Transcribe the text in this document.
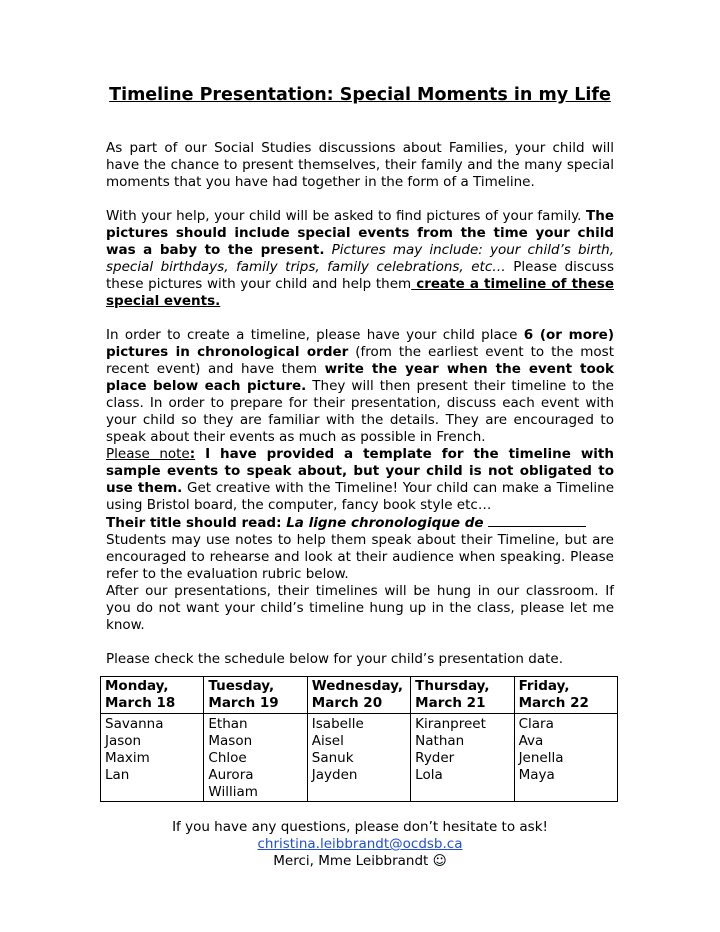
Timeline Presentation: Special Moments in my Life

As part of our Social Studies discussions about Families, your child will have the chance to present themselves, their family and the many special moments that you have had together in the form of a Timeline.

With your help, your child will be asked to find pictures of your family. The pictures should include special events from the time your child was a baby to the present. Pictures may include: your child’s birth, special birthdays, family trips, family celebrations, etc… Please discuss these pictures with your child and help them create a timeline of these special events.

In order to create a timeline, please have your child place 6 (or more) pictures in chronological order (from the earliest event to the most recent event) and have them write the year when the event took place below each picture. They will then present their timeline to the class. In order to prepare for their presentation, discuss each event with your child so they are familiar with the details. They are encouraged to speak about their events as much as possible in French.

Please note: I have provided a template for the timeline with sample events to speak about, but your child is not obligated to use them. Get creative with the Timeline! Your child can make a Timeline using Bristol board, the computer, fancy book style etc…

Their title should read: La ligne chronologique de

Students may use notes to help them speak about their Timeline, but are encouraged to rehearse and look at their audience when speaking. Please refer to the evaluation rubric below.

After our presentations, their timelines will be hung in our classroom. If you do not want your child’s timeline hung up in the class, please let me know.

Please check the schedule below for your child’s presentation date.

Monday,
March 18	Tuesday,
March 19	Wednesday,
March 20	Thursday,
March 21	Friday,
March 22

Savanna
Jason
Maxim
Lan	Ethan
Mason
Chloe
Aurora
William	Isabelle
Aisel
Sanuk
Jayden	Kiranpreet
Nathan
Ryder
Lola	Clara
Ava
Jenella
Maya
If you have any questions, please don’t hesitate to ask!
christina.leibbrandt@ocdsb.ca
Merci, Mme Leibbrandt ☺
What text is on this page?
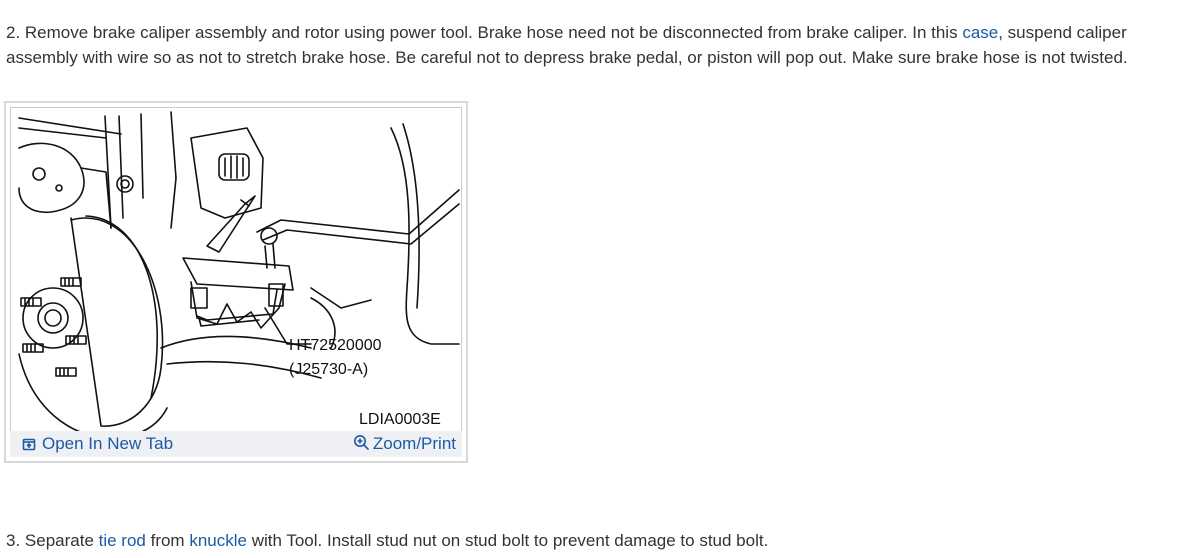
2. Remove brake caliper assembly and rotor using power tool. Brake hose need not be disconnected from brake caliper. In this case, suspend caliper assembly with wire so as not to stretch brake hose. Be careful not to depress brake pedal, or piston will pop out. Make sure brake hose is not twisted.

HT72520000
(J25730-A)
LDIA0003E
Open In New Tab	Zoom/Print

3. Separate tie rod from knuckle with Tool. Install stud nut on stud bolt to prevent damage to stud bolt.
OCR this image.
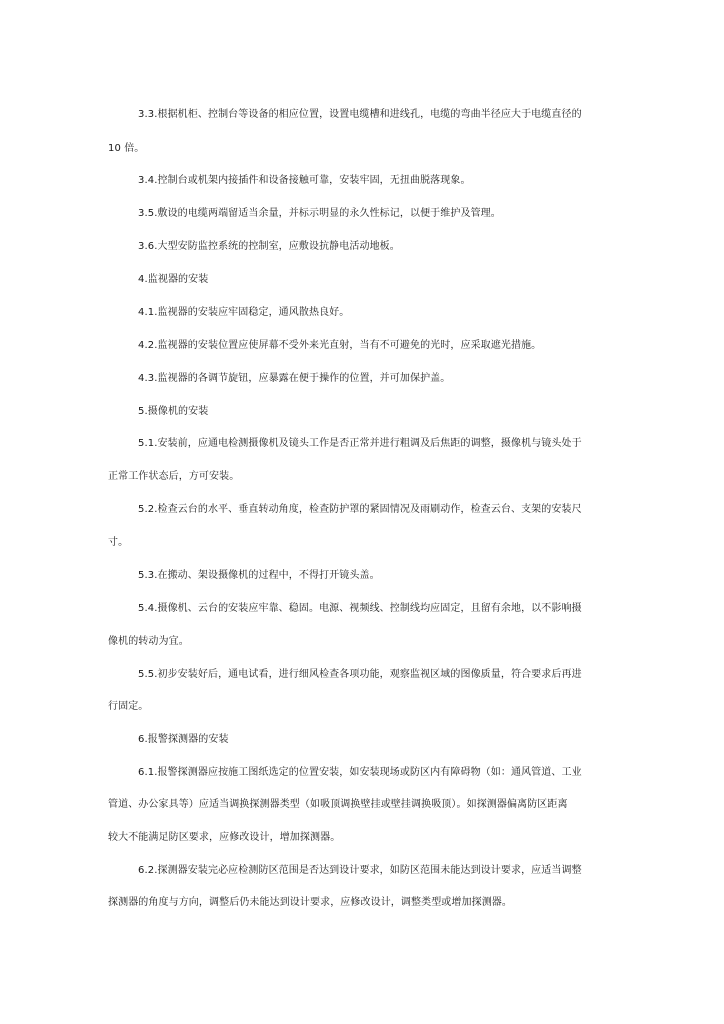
3.3.根据机柜、控制台等设备的相应位置，设置电缆槽和进线孔，电缆的弯曲半径应大于电缆直径的
10 倍。
3.4.控制台或机架内接插件和设备接触可靠，安装牢固，无扭曲脱落现象。
3.5.敷设的电缆两端留适当余量，并标示明显的永久性标记，以便于维护及管理。
3.6.大型安防监控系统的控制室，应敷设抗静电活动地板。
4.监视器的安装
4.1.监视器的安装应牢固稳定，通风散热良好。
4.2.监视器的安装位置应使屏幕不受外来光直射，当有不可避免的光时，应采取遮光措施。
4.3.监视器的各调节旋钮，应暴露在便于操作的位置，并可加保护盖。
5.摄像机的安装
5.1.安装前，应通电检测摄像机及镜头工作是否正常并进行粗调及后焦距的调整，摄像机与镜头处于
正常工作状态后，方可安装。
5.2.检查云台的水平、垂直转动角度，检查防护罩的紧固情况及雨刷动作，检查云台、支架的安装尺
寸。
5.3.在搬动、架设摄像机的过程中，不得打开镜头盖。
5.4.摄像机、云台的安装应牢靠、稳固。电源、视频线、控制线均应固定，且留有余地，以不影响摄
像机的转动为宜。
5.5.初步安装好后，通电试看，进行细风检查各项功能，观察监视区域的图像质量，符合要求后再进
行固定。
6.报警探测器的安装
6.1.报警探测器应按施工图纸选定的位置安装，如安装现场或防区内有障碍物（如：通风管道、工业
管道、办公家具等）应适当调换探测器类型（如吸顶调换壁挂或壁挂调换吸顶）。如探测器偏离防区距离
较大不能满足防区要求，应修改设计，增加探测器。
6.2.探测器安装完必应检测防区范围是否达到设计要求，如防区范围未能达到设计要求，应适当调整
探测器的角度与方向，调整后仍未能达到设计要求，应修改设计，调整类型或增加探测器。
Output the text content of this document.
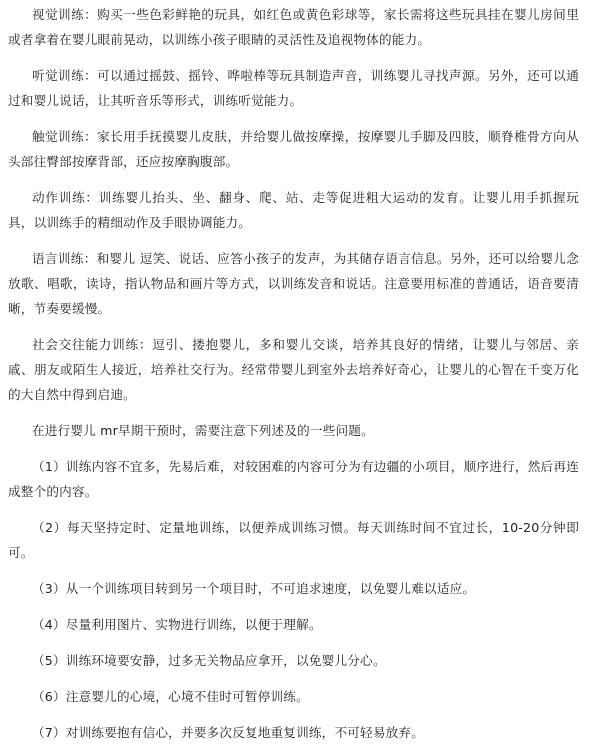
视觉训练：购买一些色彩鲜艳的玩具，如红色或黄色彩球等，家长需将这些玩具挂在婴儿房间里或者拿着在婴儿眼前晃动，以训练小孩子眼睛的灵活性及追视物体的能力。

听觉训练：可以通过摇鼓、摇铃、哗啦棒等玩具制造声音，训练婴儿寻找声源。另外，还可以通过和婴儿说话，让其听音乐等形式，训练听觉能力。

触觉训练：家长用手抚摸婴儿皮肤，并给婴儿做按摩操，按摩婴儿手脚及四肢，顺脊椎骨方向从头部往臀部按摩背部，还应按摩胸腹部。

动作训练：训练婴儿抬头、坐、翻身、爬、站、走等促进粗大运动的发育。让婴儿用手抓握玩具，以训练手的精细动作及手眼协调能力。

语言训练：和婴儿 逗笑、说话、应答小孩子的发声，为其储存语言信息。另外，还可以给婴儿念放歌、唱歌，读诗，指认物品和画片等方式，以训练发音和说话。注意要用标准的普通话，语音要清晰，节奏要缓慢。

社会交往能力训练：逗引、搂抱婴儿，多和婴儿交谈，培养其良好的情绪，让婴儿与邻居、亲戚、朋友或陌生人接近，培养社交行为。经常带婴儿到室外去培养好奇心，让婴儿的心智在千变万化的大自然中得到启迪。

在进行婴儿 mr早期干预时，需要注意下列述及的一些问题。

（1）训练内容不宜多，先易后难，对较困难的内容可分为有边疆的小项目，顺序进行，然后再连成整个的内容。

（2）每天坚持定时、定量地训练，以便养成训练习惯。每天训练时间不宜过长，10-20分钟即可。

（3）从一个训练项目转到另一个项目时，不可追求速度，以免婴儿难以适应。

（4）尽量利用图片、实物进行训练，以便于理解。

（5）训练环境要安静，过多无关物品应拿开，以免婴儿分心。

（6）注意婴儿的心境，心境不佳时可暂停训练。

（7）对训练要抱有信心，并要多次反复地重复训练，不可轻易放弃。
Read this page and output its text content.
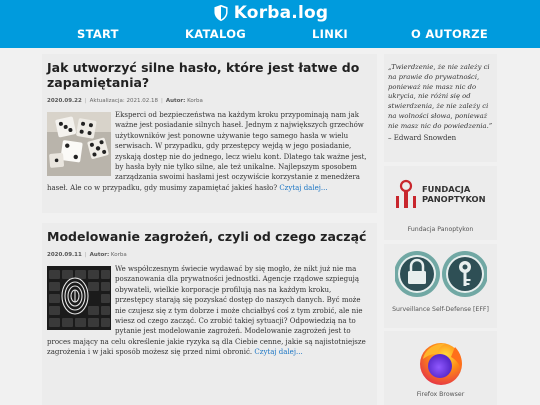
Korba.log
START	KATALOG	LINKI	O AUTORZE
Jak utworzyć silne hasło, które jest łatwe do zapamiętania?
2020.09.22 | Aktualizacja: 2021.02.18 | Autor: Korba
Eksperci od bezpieczeństwa na każdym kroku przypominają nam jak ważne jest posiadanie silnych haseł. Jednym z największych grzechów użytkowników jest ponowne używanie tego samego hasła w wielu serwisach. W przypadku, gdy przestępcy wejdą w jego posiadanie, zyskają dostęp nie do jednego, lecz wielu kont. Dlatego tak ważne jest, by hasła były nie tylko silne, ale też unikalne. Najlepszym sposobem zarządzania swoimi hasłami jest oczywiście korzystanie z menedżera haseł. Ale co w przypadku, gdy musimy zapamiętać jakieś hasło? Czytaj dalej...
Modelowanie zagrożeń, czyli od czego zacząć
2020.09.11 | Autor: Korba
We współczesnym świecie wydawać by się mogło, że nikt już nie ma poszanowania dla prywatności jednostki. Agencje rządowe szpiegują obywateli, wielkie korporacje profilują nas na każdym kroku, przestępcy starają się pozyskać dostęp do naszych danych. Być może nie czujesz się z tym dobrze i może chciałbyś coś z tym zrobić, ale nie wiesz od czego zacząć. Co zrobić takiej sytuacji? Odpowiedzią na to pytanie jest modelowanie zagrożeń. Modelowanie zagrożeń jest to proces mający na celu określenie jakie ryzyka są dla Ciebie cenne, jakie są najistotniejsze zagrożenia i w jaki sposób możesz się przed nimi obronić. Czytaj dalej...
„Twierdzenie, że nie zależy ci na prawie do prywatności, ponieważ nie masz nic do ukrycia, nie różni się od stwierdzenia, że nie zależy ci na wolności słowa, ponieważ nie masz nic do powiedzenia.”
– Edward Snowden
FUNDACJA
PANOPTYKON
Fundacja Panoptykon
Surveillance Self-Defense [EFF]
Firefox Browser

- - - - - - -

=== Directions ===
Your copy should match the records word for word, with the pictures removed.

=== Complete answer ===
Transcribe the text in this document.
Timeline Presentation: Special Moments in my Life

As part of our Social Studies discussions about Families, your child will have the chance to present themselves, their family and the many special moments that you have had together in the form of a Timeline.

With your help, your child will be asked to find pictures of your family. The pictures should include special events from the time your child was a baby to the present. Pictures may include: your child’s birth, special birthdays, family trips, family celebrations, etc… Please discuss these pictures with your child and help them create a timeline of these special events.

In order to create a timeline, please have your child place 6 (or more) pictures in chronological order (from the earliest event to the most recent event) and have them write the year when the event took place below each picture. They will then present their timeline to the class. In order to prepare for their presentation, discuss each event with your child so they are familiar with the details. They are encouraged to speak about their events as much as possible in French.

Please note: I have provided a template for the timeline with sample events to speak about, but your child is not obligated to use them. Get creative with the Timeline! Your child can make a Timeline using Bristol board, the computer, fancy book style etc…

Their title should read: La ligne chronologique de

Students may use notes to help them speak about their Timeline, but are encouraged to rehearse and look at their audience when speaking. Please refer to the evaluation rubric below.

After our presentations, their timelines will be hung in our classroom. If you do not want your child’s timeline hung up in the class, please let me know.

Please check the schedule below for your child’s presentation date.

Monday,
March 18	Tuesday,
March 19	Wednesday,
March 20	Thursday,
March 21	Friday,
March 22

Savanna
Jason
Maxim
Lan	Ethan
Mason
Chloe
Aurora
William	Isabelle
Aisel
Sanuk
Jayden	Kiranpreet
Nathan
Ryder
Lola	Clara
Ava
Jenella
Maya
If you have any questions, please don’t hesitate to ask!
christina.leibbrandt@ocdsb.ca
Merci, Mme Leibbrandt ☺
What text is on this page?
2. Remove brake caliper assembly and rotor using power tool. Brake hose need not be disconnected from brake caliper. In this case, suspend caliper assembly with wire so as not to stretch brake hose. Be careful not to depress brake pedal, or piston will pop out. Make sure brake hose is not twisted.

HT72520000
(J25730-A)
LDIA0003E
Open In New Tab	Zoom/Print

3. Separate tie rod from knuckle with Tool. Install stud nut on stud bolt to prevent damage to stud bolt.
OCR this image.
3.3.根据机柜、控制台等设备的相应位置，设置电缆槽和进线孔，电缆的弯曲半径应大于电缆直径的
10 倍。
3.4.控制台或机架内接插件和设备接触可靠，安装牢固，无扭曲脱落现象。
3.5.敷设的电缆两端留适当余量，并标示明显的永久性标记，以便于维护及管理。
3.6.大型安防监控系统的控制室，应敷设抗静电活动地板。
4.监视器的安装
4.1.监视器的安装应牢固稳定，通风散热良好。
4.2.监视器的安装位置应使屏幕不受外来光直射，当有不可避免的光时，应采取遮光措施。
4.3.监视器的各调节旋钮，应暴露在便于操作的位置，并可加保护盖。
5.摄像机的安装
5.1.安装前，应通电检测摄像机及镜头工作是否正常并进行粗调及后焦距的调整，摄像机与镜头处于
正常工作状态后，方可安装。
5.2.检查云台的水平、垂直转动角度，检查防护罩的紧固情况及雨刷动作，检查云台、支架的安装尺
寸。
5.3.在搬动、架设摄像机的过程中，不得打开镜头盖。
5.4.摄像机、云台的安装应牢靠、稳固。电源、视频线、控制线均应固定，且留有余地，以不影响摄
像机的转动为宜。
5.5.初步安装好后，通电试看，进行细风检查各项功能，观察监视区域的图像质量，符合要求后再进
行固定。
6.报警探测器的安装
6.1.报警探测器应按施工图纸选定的位置安装，如安装现场或防区内有障碍物（如：通风管道、工业
管道、办公家具等）应适当调换探测器类型（如吸顶调换壁挂或壁挂调换吸顶）。如探测器偏离防区距离
较大不能满足防区要求，应修改设计，增加探测器。
6.2.探测器安装完必应检测防区范围是否达到设计要求，如防区范围未能达到设计要求，应适当调整
探测器的角度与方向，调整后仍未能达到设计要求，应修改设计，调整类型或增加探测器。
Output the text content of this document.
视觉训练：购买一些色彩鲜艳的玩具，如红色或黄色彩球等，家长需将这些玩具挂在婴儿房间里或者拿着在婴儿眼前晃动，以训练小孩子眼睛的灵活性及追视物体的能力。

听觉训练：可以通过摇鼓、摇铃、哗啦棒等玩具制造声音，训练婴儿寻找声源。另外，还可以通过和婴儿说话，让其听音乐等形式，训练听觉能力。

触觉训练：家长用手抚摸婴儿皮肤，并给婴儿做按摩操，按摩婴儿手脚及四肢，顺脊椎骨方向从头部往臀部按摩背部，还应按摩胸腹部。

动作训练：训练婴儿抬头、坐、翻身、爬、站、走等促进粗大运动的发育。让婴儿用手抓握玩具，以训练手的精细动作及手眼协调能力。

语言训练：和婴儿 逗笑、说话、应答小孩子的发声，为其储存语言信息。另外，还可以给婴儿念放歌、唱歌，读诗，指认物品和画片等方式，以训练发音和说话。注意要用标准的普通话，语音要清晰，节奏要缓慢。

社会交往能力训练：逗引、搂抱婴儿，多和婴儿交谈，培养其良好的情绪，让婴儿与邻居、亲戚、朋友或陌生人接近，培养社交行为。经常带婴儿到室外去培养好奇心，让婴儿的心智在千变万化的大自然中得到启迪。

在进行婴儿 mr早期干预时，需要注意下列述及的一些问题。

（1）训练内容不宜多，先易后难，对较困难的内容可分为有边疆的小项目，顺序进行，然后再连成整个的内容。

（2）每天坚持定时、定量地训练，以便养成训练习惯。每天训练时间不宜过长，10-20分钟即可。

（3）从一个训练项目转到另一个项目时，不可追求速度，以免婴儿难以适应。

（4）尽量利用图片、实物进行训练，以便于理解。

（5）训练环境要安静，过多无关物品应拿开，以免婴儿分心。

（6）注意婴儿的心境，心境不佳时可暂停训练。

（7）对训练要抱有信心，并要多次反复地重复训练，不可轻易放弃。
Read this page and output its text content.
Korba.log
START	KATALOG	LINKI	O AUTORZE
Jak utworzyć silne hasło, które jest łatwe do zapamiętania?
2020.09.22 | Aktualizacja: 2021.02.18 | Autor: Korba
Eksperci od bezpieczeństwa na każdym kroku przypominają nam jak ważne jest posiadanie silnych haseł. Jednym z największych grzechów użytkowników jest ponowne używanie tego samego hasła w wielu serwisach. W przypadku, gdy przestępcy wejdą w jego posiadanie, zyskają dostęp nie do jednego, lecz wielu kont. Dlatego tak ważne jest, by hasła były nie tylko silne, ale też unikalne. Najlepszym sposobem zarządzania swoimi hasłami jest oczywiście korzystanie z menedżera haseł. Ale co w przypadku, gdy musimy zapamiętać jakieś hasło? Czytaj dalej...
Modelowanie zagrożeń, czyli od czego zacząć
2020.09.11 | Autor: Korba
We współczesnym świecie wydawać by się mogło, że nikt już nie ma poszanowania dla prywatności jednostki. Agencje rządowe szpiegują obywateli, wielkie korporacje profilują nas na każdym kroku, przestępcy starają się pozyskać dostęp do naszych danych. Być może nie czujesz się z tym dobrze i może chciałbyś coś z tym zrobić, ale nie wiesz od czego zacząć. Co zrobić takiej sytuacji? Odpowiedzią na to pytanie jest modelowanie zagrożeń. Modelowanie zagrożeń jest to proces mający na celu określenie jakie ryzyka są dla Ciebie cenne, jakie są najistotniejsze zagrożenia i w jaki sposób możesz się przed nimi obronić. Czytaj dalej...
„Twierdzenie, że nie zależy ci na prawie do prywatności, ponieważ nie masz nic do ukrycia, nie różni się od stwierdzenia, że nie zależy ci na wolności słowa, ponieważ nie masz nic do powiedzenia.”
– Edward Snowden
FUNDACJA
PANOPTYKON
Fundacja Panoptykon
Surveillance Self-Defense [EFF]
Firefox Browser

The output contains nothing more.